## Written exercise
Would you copy out the whole listing exactly as given?
[Start]
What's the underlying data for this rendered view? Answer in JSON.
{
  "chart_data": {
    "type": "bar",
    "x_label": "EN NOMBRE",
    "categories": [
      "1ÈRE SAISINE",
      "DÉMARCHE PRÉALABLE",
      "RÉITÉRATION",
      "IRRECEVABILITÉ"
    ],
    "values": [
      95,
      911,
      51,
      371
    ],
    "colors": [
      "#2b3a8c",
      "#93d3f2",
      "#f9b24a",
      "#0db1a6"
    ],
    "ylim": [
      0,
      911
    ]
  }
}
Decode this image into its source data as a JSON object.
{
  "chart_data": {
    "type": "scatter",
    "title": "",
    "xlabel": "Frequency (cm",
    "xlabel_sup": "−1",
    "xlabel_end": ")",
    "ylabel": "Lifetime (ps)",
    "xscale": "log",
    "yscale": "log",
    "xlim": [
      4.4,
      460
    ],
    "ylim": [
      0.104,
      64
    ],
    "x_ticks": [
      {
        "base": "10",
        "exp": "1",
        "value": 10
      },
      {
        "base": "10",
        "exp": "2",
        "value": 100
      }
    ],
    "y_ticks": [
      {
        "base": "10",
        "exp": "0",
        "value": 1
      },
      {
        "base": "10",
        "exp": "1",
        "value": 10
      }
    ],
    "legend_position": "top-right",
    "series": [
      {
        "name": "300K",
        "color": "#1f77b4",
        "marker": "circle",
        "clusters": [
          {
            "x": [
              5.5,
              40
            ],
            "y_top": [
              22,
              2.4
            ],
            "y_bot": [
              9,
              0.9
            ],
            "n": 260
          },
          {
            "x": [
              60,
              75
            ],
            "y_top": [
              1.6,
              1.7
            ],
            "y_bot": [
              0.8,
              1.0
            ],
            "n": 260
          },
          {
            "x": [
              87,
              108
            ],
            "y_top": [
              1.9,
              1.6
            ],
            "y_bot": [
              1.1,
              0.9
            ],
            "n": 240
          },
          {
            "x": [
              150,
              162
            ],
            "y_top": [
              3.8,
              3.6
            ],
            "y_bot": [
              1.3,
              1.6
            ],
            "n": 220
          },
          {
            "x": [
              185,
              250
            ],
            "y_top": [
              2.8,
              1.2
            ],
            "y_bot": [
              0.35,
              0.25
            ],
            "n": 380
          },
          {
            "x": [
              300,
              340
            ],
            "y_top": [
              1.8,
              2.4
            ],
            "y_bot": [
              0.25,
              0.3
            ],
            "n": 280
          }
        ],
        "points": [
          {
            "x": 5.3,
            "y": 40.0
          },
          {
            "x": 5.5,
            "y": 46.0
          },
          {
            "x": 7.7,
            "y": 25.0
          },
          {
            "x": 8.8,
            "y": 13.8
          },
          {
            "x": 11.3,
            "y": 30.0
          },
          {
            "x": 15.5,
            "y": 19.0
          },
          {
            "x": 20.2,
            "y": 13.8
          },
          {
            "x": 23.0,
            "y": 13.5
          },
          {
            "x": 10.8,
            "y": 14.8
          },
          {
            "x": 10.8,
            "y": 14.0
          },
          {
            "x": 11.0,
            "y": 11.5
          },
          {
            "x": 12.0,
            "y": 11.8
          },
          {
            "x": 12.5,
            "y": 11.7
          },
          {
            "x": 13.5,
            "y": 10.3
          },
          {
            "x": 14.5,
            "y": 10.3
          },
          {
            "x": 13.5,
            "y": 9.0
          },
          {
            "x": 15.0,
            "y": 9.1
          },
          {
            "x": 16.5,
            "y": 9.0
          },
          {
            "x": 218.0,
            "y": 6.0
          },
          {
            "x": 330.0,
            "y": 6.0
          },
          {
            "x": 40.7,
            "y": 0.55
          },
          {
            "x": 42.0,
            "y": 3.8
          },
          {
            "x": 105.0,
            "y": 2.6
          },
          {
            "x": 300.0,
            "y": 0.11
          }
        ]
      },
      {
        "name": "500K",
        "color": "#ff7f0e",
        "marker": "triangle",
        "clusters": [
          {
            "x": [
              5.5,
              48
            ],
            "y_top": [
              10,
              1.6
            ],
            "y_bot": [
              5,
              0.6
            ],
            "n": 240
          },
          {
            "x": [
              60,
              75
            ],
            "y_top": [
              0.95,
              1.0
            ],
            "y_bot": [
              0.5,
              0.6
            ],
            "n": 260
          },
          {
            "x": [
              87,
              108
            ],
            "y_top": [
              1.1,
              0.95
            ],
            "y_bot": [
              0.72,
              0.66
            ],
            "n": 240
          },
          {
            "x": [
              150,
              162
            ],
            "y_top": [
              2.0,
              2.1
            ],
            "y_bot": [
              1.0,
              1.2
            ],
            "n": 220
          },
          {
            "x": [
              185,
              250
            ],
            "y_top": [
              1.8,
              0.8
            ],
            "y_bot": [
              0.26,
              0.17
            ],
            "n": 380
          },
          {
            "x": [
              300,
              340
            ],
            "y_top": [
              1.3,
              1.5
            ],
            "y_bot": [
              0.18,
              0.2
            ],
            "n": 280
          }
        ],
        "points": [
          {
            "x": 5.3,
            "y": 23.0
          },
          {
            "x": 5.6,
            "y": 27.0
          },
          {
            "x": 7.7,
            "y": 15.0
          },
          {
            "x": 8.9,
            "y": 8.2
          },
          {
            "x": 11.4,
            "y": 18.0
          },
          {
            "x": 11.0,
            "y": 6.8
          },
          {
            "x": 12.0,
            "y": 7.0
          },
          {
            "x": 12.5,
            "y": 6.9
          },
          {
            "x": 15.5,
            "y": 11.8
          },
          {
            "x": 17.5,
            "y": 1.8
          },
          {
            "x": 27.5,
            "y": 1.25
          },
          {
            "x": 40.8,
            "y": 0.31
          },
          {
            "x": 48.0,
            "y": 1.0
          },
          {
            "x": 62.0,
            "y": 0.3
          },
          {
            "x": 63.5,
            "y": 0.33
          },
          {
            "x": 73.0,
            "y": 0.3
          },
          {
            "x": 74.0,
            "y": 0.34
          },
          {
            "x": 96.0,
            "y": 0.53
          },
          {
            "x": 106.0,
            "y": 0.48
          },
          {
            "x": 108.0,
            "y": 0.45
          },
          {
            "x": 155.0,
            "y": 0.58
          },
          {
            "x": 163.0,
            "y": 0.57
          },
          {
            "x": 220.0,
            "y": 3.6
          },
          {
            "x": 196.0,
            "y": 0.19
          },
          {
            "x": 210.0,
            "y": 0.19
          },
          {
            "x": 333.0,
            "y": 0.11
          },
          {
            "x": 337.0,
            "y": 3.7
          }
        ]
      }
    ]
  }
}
[End]
## Expected output
What's the underlying data for this rendered view? Answer in JSON.
{
  "chart_data": {
    "type": "bar",
    "x_label": "EN NOMBRE",
    "categories": [
      "1ÈRE SAISINE",
      "DÉMARCHE PRÉALABLE",
      "RÉITÉRATION",
      "IRRECEVABILITÉ"
    ],
    "values": [
      95,
      911,
      51,
      371
    ],
    "colors": [
      "#2b3a8c",
      "#93d3f2",
      "#f9b24a",
      "#0db1a6"
    ],
    "ylim": [
      0,
      911
    ]
  }
}
Decode this image into its source data as a JSON object.
{
  "chart_data": {
    "type": "scatter",
    "title": "",
    "xlabel": "Frequency (cm",
    "xlabel_sup": "−1",
    "xlabel_end": ")",
    "ylabel": "Lifetime (ps)",
    "xscale": "log",
    "yscale": "log",
    "xlim": [
      4.4,
      460
    ],
    "ylim": [
      0.104,
      64
    ],
    "x_ticks": [
      {
        "base": "10",
        "exp": "1",
        "value": 10
      },
      {
        "base": "10",
        "exp": "2",
        "value": 100
      }
    ],
    "y_ticks": [
      {
        "base": "10",
        "exp": "0",
        "value": 1
      },
      {
        "base": "10",
        "exp": "1",
        "value": 10
      }
    ],
    "legend_position": "top-right",
    "series": [
      {
        "name": "300K",
        "color": "#1f77b4",
        "marker": "circle",
        "clusters": [
          {
            "x": [
              5.5,
              40
            ],
            "y_top": [
              22,
              2.4
            ],
            "y_bot": [
              9,
              0.9
            ],
            "n": 260
          },
          {
            "x": [
              60,
              75
            ],
            "y_top": [
              1.6,
              1.7
            ],
            "y_bot": [
              0.8,
              1.0
            ],
            "n": 260
          },
          {
            "x": [
              87,
              108
            ],
            "y_top": [
              1.9,
              1.6
            ],
            "y_bot": [
              1.1,
              0.9
            ],
            "n": 240
          },
          {
            "x": [
              150,
              162
            ],
            "y_top": [
              3.8,
              3.6
            ],
            "y_bot": [
              1.3,
              1.6
            ],
            "n": 220
          },
          {
            "x": [
              185,
              250
            ],
            "y_top": [
              2.8,
              1.2
            ],
            "y_bot": [
              0.35,
              0.25
            ],
            "n": 380
          },
          {
            "x": [
              300,
              340
            ],
            "y_top": [
              1.8,
              2.4
            ],
            "y_bot": [
              0.25,
              0.3
            ],
            "n": 280
          }
        ],
        "points": [
          {
            "x": 5.3,
            "y": 40.0
          },
          {
            "x": 5.5,
            "y": 46.0
          },
          {
            "x": 7.7,
            "y": 25.0
          },
          {
            "x": 8.8,
            "y": 13.8
          },
          {
            "x": 11.3,
            "y": 30.0
          },
          {
            "x": 15.5,
            "y": 19.0
          },
          {
            "x": 20.2,
            "y": 13.8
          },
          {
            "x": 23.0,
            "y": 13.5
          },
          {
            "x": 10.8,
            "y": 14.8
          },
          {
            "x": 10.8,
            "y": 14.0
          },
          {
            "x": 11.0,
            "y": 11.5
          },
          {
            "x": 12.0,
            "y": 11.8
          },
          {
            "x": 12.5,
            "y": 11.7
          },
          {
            "x": 13.5,
            "y": 10.3
          },
          {
            "x": 14.5,
            "y": 10.3
          },
          {
            "x": 13.5,
            "y": 9.0
          },
          {
            "x": 15.0,
            "y": 9.1
          },
          {
            "x": 16.5,
            "y": 9.0
          },
          {
            "x": 218.0,
            "y": 6.0
          },
          {
            "x": 330.0,
            "y": 6.0
          },
          {
            "x": 40.7,
            "y": 0.55
          },
          {
            "x": 42.0,
            "y": 3.8
          },
          {
            "x": 105.0,
            "y": 2.6
          },
          {
            "x": 300.0,
            "y": 0.11
          }
        ]
      },
      {
        "name": "500K",
        "color": "#ff7f0e",
        "marker": "triangle",
        "clusters": [
          {
            "x": [
              5.5,
              48
            ],
            "y_top": [
              10,
              1.6
            ],
            "y_bot": [
              5,
              0.6
            ],
            "n": 240
          },
          {
            "x": [
              60,
              75
            ],
            "y_top": [
              0.95,
              1.0
            ],
            "y_bot": [
              0.5,
              0.6
            ],
            "n": 260
          },
          {
            "x": [
              87,
              108
            ],
            "y_top": [
              1.1,
              0.95
            ],
            "y_bot": [
              0.72,
              0.66
            ],
            "n": 240
          },
          {
            "x": [
              150,
              162
            ],
            "y_top": [
              2.0,
              2.1
            ],
            "y_bot": [
              1.0,
              1.2
            ],
            "n": 220
          },
          {
            "x": [
              185,
              250
            ],
            "y_top": [
              1.8,
              0.8
            ],
            "y_bot": [
              0.26,
              0.17
            ],
            "n": 380
          },
          {
            "x": [
              300,
              340
            ],
            "y_top": [
              1.3,
              1.5
            ],
            "y_bot": [
              0.18,
              0.2
            ],
            "n": 280
          }
        ],
        "points": [
          {
            "x": 5.3,
            "y": 23.0
          },
          {
            "x": 5.6,
            "y": 27.0
          },
          {
            "x": 7.7,
            "y": 15.0
          },
          {
            "x": 8.9,
            "y": 8.2
          },
          {
            "x": 11.4,
            "y": 18.0
          },
          {
            "x": 11.0,
            "y": 6.8
          },
          {
            "x": 12.0,
            "y": 7.0
          },
          {
            "x": 12.5,
            "y": 6.9
          },
          {
            "x": 15.5,
            "y": 11.8
          },
          {
            "x": 17.5,
            "y": 1.8
          },
          {
            "x": 27.5,
            "y": 1.25
          },
          {
            "x": 40.8,
            "y": 0.31
          },
          {
            "x": 48.0,
            "y": 1.0
          },
          {
            "x": 62.0,
            "y": 0.3
          },
          {
            "x": 63.5,
            "y": 0.33
          },
          {
            "x": 73.0,
            "y": 0.3
          },
          {
            "x": 74.0,
            "y": 0.34
          },
          {
            "x": 96.0,
            "y": 0.53
          },
          {
            "x": 106.0,
            "y": 0.48
          },
          {
            "x": 108.0,
            "y": 0.45
          },
          {
            "x": 155.0,
            "y": 0.58
          },
          {
            "x": 163.0,
            "y": 0.57
          },
          {
            "x": 220.0,
            "y": 3.6
          },
          {
            "x": 196.0,
            "y": 0.19
          },
          {
            "x": 210.0,
            "y": 0.19
          },
          {
            "x": 333.0,
            "y": 0.11
          },
          {
            "x": 337.0,
            "y": 3.7
          }
        ]
      }
    ]
  }
}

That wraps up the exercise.